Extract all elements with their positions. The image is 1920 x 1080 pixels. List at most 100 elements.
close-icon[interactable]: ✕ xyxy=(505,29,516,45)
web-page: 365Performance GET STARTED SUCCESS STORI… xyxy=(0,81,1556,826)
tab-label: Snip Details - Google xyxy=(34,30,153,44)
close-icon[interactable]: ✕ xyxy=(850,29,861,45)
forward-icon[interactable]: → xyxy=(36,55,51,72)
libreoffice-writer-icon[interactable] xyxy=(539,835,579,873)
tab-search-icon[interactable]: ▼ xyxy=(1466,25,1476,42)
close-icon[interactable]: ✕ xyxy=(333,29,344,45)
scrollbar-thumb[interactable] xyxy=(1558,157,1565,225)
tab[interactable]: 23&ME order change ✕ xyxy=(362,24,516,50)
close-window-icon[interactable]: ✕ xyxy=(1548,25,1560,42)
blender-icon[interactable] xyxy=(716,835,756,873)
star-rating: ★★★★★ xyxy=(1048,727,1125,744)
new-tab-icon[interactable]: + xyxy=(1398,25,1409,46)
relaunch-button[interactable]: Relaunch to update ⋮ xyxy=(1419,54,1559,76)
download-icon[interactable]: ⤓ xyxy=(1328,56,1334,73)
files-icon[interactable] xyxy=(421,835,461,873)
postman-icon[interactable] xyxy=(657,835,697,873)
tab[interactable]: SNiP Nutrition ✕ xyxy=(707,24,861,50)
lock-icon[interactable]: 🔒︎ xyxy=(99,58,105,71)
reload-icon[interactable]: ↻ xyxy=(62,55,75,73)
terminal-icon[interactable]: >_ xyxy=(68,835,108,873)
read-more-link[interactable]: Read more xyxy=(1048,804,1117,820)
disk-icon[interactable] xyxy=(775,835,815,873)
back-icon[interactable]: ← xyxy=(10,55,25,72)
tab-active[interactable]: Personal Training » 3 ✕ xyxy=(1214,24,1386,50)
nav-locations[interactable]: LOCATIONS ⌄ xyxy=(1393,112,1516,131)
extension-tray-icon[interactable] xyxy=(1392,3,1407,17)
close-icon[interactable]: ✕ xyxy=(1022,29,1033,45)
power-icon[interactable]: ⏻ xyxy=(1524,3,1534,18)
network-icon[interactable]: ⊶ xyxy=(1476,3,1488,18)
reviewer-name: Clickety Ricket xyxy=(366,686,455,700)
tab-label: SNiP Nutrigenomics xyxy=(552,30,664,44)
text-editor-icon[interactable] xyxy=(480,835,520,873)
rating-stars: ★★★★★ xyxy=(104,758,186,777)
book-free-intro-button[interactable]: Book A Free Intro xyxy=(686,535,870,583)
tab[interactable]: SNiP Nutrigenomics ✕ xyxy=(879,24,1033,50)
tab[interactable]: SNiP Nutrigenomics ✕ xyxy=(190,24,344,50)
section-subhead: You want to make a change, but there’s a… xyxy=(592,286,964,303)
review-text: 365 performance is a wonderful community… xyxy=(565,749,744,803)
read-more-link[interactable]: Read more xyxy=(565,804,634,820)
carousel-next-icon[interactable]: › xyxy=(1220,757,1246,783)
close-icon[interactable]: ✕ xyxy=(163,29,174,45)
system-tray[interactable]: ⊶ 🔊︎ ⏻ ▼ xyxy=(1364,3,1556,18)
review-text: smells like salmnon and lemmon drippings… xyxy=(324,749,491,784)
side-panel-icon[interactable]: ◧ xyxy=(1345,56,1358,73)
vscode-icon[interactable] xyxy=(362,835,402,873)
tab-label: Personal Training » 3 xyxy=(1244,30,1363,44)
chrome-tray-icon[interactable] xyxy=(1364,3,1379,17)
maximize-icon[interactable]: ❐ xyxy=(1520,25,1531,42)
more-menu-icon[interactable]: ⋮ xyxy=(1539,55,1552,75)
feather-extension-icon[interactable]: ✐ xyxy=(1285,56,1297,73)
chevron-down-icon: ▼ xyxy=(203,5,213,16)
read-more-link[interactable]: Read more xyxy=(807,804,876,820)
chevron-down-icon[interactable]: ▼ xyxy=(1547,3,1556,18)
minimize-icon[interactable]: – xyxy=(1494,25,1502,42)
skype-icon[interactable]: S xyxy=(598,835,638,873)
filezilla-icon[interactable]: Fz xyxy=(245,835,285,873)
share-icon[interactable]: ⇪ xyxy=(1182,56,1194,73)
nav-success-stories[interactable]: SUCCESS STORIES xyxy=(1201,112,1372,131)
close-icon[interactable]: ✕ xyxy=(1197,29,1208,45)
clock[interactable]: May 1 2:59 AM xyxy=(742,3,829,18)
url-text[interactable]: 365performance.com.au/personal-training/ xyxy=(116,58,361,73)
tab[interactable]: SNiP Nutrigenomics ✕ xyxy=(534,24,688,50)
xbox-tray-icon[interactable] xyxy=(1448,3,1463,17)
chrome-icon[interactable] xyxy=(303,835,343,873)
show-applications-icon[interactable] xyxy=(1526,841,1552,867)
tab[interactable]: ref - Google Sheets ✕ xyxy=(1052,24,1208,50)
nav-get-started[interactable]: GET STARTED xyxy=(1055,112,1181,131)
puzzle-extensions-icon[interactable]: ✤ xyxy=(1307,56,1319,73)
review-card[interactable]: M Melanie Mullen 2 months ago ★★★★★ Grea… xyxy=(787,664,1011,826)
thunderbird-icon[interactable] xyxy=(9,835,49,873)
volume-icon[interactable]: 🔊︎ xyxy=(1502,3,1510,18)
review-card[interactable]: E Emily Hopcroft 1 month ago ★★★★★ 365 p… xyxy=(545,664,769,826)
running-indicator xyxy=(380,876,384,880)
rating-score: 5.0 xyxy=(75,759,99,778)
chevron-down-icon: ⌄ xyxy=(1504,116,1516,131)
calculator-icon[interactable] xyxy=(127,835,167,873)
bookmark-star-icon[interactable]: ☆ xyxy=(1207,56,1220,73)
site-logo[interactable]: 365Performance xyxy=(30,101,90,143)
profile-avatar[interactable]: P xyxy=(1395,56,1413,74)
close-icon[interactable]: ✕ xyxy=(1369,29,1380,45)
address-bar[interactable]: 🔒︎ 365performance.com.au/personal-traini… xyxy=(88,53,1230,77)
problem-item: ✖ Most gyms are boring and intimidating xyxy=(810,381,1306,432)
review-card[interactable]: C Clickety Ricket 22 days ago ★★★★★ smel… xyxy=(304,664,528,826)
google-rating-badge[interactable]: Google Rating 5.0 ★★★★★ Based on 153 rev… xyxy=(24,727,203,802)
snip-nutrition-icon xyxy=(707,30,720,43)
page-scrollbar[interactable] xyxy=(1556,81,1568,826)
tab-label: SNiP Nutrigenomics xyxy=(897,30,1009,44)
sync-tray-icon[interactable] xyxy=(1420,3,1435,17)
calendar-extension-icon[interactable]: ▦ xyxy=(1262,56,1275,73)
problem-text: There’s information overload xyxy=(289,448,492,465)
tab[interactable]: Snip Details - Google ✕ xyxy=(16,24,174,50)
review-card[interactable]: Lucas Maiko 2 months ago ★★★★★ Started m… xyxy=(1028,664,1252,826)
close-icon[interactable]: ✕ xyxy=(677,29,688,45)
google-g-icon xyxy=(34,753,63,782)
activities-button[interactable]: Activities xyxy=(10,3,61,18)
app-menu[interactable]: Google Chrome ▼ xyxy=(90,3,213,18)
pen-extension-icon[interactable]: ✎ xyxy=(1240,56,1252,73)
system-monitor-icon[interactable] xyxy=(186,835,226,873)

▬▬▬

→ **TASK ITEM**
Each record above should be set down again in its exact wording.

→ **TASK OUTPUT**
Extract all elements with their positions. The image is 1920 x 1080 pixels. List at most 100 elements.
close-icon[interactable]: ✕ xyxy=(505,29,516,45)
web-page: 365Performance GET STARTED SUCCESS STORI… xyxy=(0,81,1556,826)
tab-label: Snip Details - Google xyxy=(34,30,153,44)
close-icon[interactable]: ✕ xyxy=(850,29,861,45)
forward-icon[interactable]: → xyxy=(36,55,51,72)
libreoffice-writer-icon[interactable] xyxy=(539,835,579,873)
tab-search-icon[interactable]: ▼ xyxy=(1466,25,1476,42)
close-icon[interactable]: ✕ xyxy=(333,29,344,45)
scrollbar-thumb[interactable] xyxy=(1558,157,1565,225)
tab[interactable]: 23&ME order change ✕ xyxy=(362,24,516,50)
close-window-icon[interactable]: ✕ xyxy=(1548,25,1560,42)
blender-icon[interactable] xyxy=(716,835,756,873)
star-rating: ★★★★★ xyxy=(1048,727,1125,744)
new-tab-icon[interactable]: + xyxy=(1398,25,1409,46)
relaunch-button[interactable]: Relaunch to update ⋮ xyxy=(1419,54,1559,76)
download-icon[interactable]: ⤓ xyxy=(1328,56,1334,73)
files-icon[interactable] xyxy=(421,835,461,873)
postman-icon[interactable] xyxy=(657,835,697,873)
tab[interactable]: SNiP Nutrition ✕ xyxy=(707,24,861,50)
lock-icon[interactable]: 🔒︎ xyxy=(99,58,105,71)
reload-icon[interactable]: ↻ xyxy=(62,55,75,73)
terminal-icon[interactable]: >_ xyxy=(68,835,108,873)
read-more-link[interactable]: Read more xyxy=(1048,804,1117,820)
disk-icon[interactable] xyxy=(775,835,815,873)
back-icon[interactable]: ← xyxy=(10,55,25,72)
tab-active[interactable]: Personal Training » 3 ✕ xyxy=(1214,24,1386,50)
nav-locations[interactable]: LOCATIONS ⌄ xyxy=(1393,112,1516,131)
extension-tray-icon[interactable] xyxy=(1392,3,1407,17)
close-icon[interactable]: ✕ xyxy=(1022,29,1033,45)
power-icon[interactable]: ⏻ xyxy=(1524,3,1534,18)
network-icon[interactable]: ⊶ xyxy=(1476,3,1488,18)
reviewer-name: Clickety Ricket xyxy=(366,686,455,700)
tab-label: SNiP Nutrigenomics xyxy=(552,30,664,44)
text-editor-icon[interactable] xyxy=(480,835,520,873)
rating-stars: ★★★★★ xyxy=(104,758,186,777)
book-free-intro-button[interactable]: Book A Free Intro xyxy=(686,535,870,583)
tab[interactable]: SNiP Nutrigenomics ✕ xyxy=(879,24,1033,50)
tab[interactable]: SNiP Nutrigenomics ✕ xyxy=(190,24,344,50)
section-subhead: You want to make a change, but there’s a… xyxy=(592,286,964,303)
review-text: 365 performance is a wonderful community… xyxy=(565,749,744,803)
read-more-link[interactable]: Read more xyxy=(565,804,634,820)
carousel-next-icon[interactable]: › xyxy=(1220,757,1246,783)
close-icon[interactable]: ✕ xyxy=(163,29,174,45)
system-tray[interactable]: ⊶ 🔊︎ ⏻ ▼ xyxy=(1364,3,1556,18)
review-text: smells like salmnon and lemmon drippings… xyxy=(324,749,491,784)
side-panel-icon[interactable]: ◧ xyxy=(1345,56,1358,73)
vscode-icon[interactable] xyxy=(362,835,402,873)
tab-label: Personal Training » 3 xyxy=(1244,30,1363,44)
chrome-tray-icon[interactable] xyxy=(1364,3,1379,17)
maximize-icon[interactable]: ❐ xyxy=(1520,25,1531,42)
more-menu-icon[interactable]: ⋮ xyxy=(1539,55,1552,75)
feather-extension-icon[interactable]: ✐ xyxy=(1285,56,1297,73)
chevron-down-icon: ▼ xyxy=(203,5,213,16)
read-more-link[interactable]: Read more xyxy=(807,804,876,820)
chevron-down-icon[interactable]: ▼ xyxy=(1547,3,1556,18)
minimize-icon[interactable]: – xyxy=(1494,25,1502,42)
skype-icon[interactable]: S xyxy=(598,835,638,873)
filezilla-icon[interactable]: Fz xyxy=(245,835,285,873)
share-icon[interactable]: ⇪ xyxy=(1182,56,1194,73)
nav-success-stories[interactable]: SUCCESS STORIES xyxy=(1201,112,1372,131)
close-icon[interactable]: ✕ xyxy=(1197,29,1208,45)
clock[interactable]: May 1 2:59 AM xyxy=(742,3,829,18)
url-text[interactable]: 365performance.com.au/personal-training/ xyxy=(116,58,361,73)
tab[interactable]: SNiP Nutrigenomics ✕ xyxy=(534,24,688,50)
xbox-tray-icon[interactable] xyxy=(1448,3,1463,17)
chrome-icon[interactable] xyxy=(303,835,343,873)
show-applications-icon[interactable] xyxy=(1526,841,1552,867)
tab[interactable]: ref - Google Sheets ✕ xyxy=(1052,24,1208,50)
nav-get-started[interactable]: GET STARTED xyxy=(1055,112,1181,131)
puzzle-extensions-icon[interactable]: ✤ xyxy=(1307,56,1319,73)
review-card[interactable]: M Melanie Mullen 2 months ago ★★★★★ Grea… xyxy=(787,664,1011,826)
thunderbird-icon[interactable] xyxy=(9,835,49,873)
volume-icon[interactable]: 🔊︎ xyxy=(1502,3,1510,18)
review-card[interactable]: E Emily Hopcroft 1 month ago ★★★★★ 365 p… xyxy=(545,664,769,826)
running-indicator xyxy=(380,876,384,880)
rating-score: 5.0 xyxy=(75,759,99,778)
chevron-down-icon: ⌄ xyxy=(1504,116,1516,131)
calculator-icon[interactable] xyxy=(127,835,167,873)
bookmark-star-icon[interactable]: ☆ xyxy=(1207,56,1220,73)
site-logo[interactable]: 365Performance xyxy=(30,101,90,143)
profile-avatar[interactable]: P xyxy=(1395,56,1413,74)
close-icon[interactable]: ✕ xyxy=(1369,29,1380,45)
address-bar[interactable]: 🔒︎ 365performance.com.au/personal-traini… xyxy=(88,53,1230,77)
problem-item: ✖ Most gyms are boring and intimidating xyxy=(810,381,1306,432)
review-card[interactable]: C Clickety Ricket 22 days ago ★★★★★ smel… xyxy=(304,664,528,826)
google-rating-badge[interactable]: Google Rating 5.0 ★★★★★ Based on 153 rev… xyxy=(24,727,203,802)
snip-nutrition-icon xyxy=(707,30,720,43)
page-scrollbar[interactable] xyxy=(1556,81,1568,826)
tab-label: SNiP Nutrigenomics xyxy=(897,30,1009,44)
sync-tray-icon[interactable] xyxy=(1420,3,1435,17)
calendar-extension-icon[interactable]: ▦ xyxy=(1262,56,1275,73)
problem-text: There’s information overload xyxy=(289,448,492,465)
tab[interactable]: Snip Details - Google ✕ xyxy=(16,24,174,50)
review-card[interactable]: Lucas Maiko 2 months ago ★★★★★ Started m… xyxy=(1028,664,1252,826)
close-icon[interactable]: ✕ xyxy=(677,29,688,45)
google-g-icon xyxy=(34,753,63,782)
activities-button[interactable]: Activities xyxy=(10,3,61,18)
app-menu[interactable]: Google Chrome ▼ xyxy=(90,3,213,18)
pen-extension-icon[interactable]: ✎ xyxy=(1240,56,1252,73)
system-monitor-icon[interactable] xyxy=(186,835,226,873)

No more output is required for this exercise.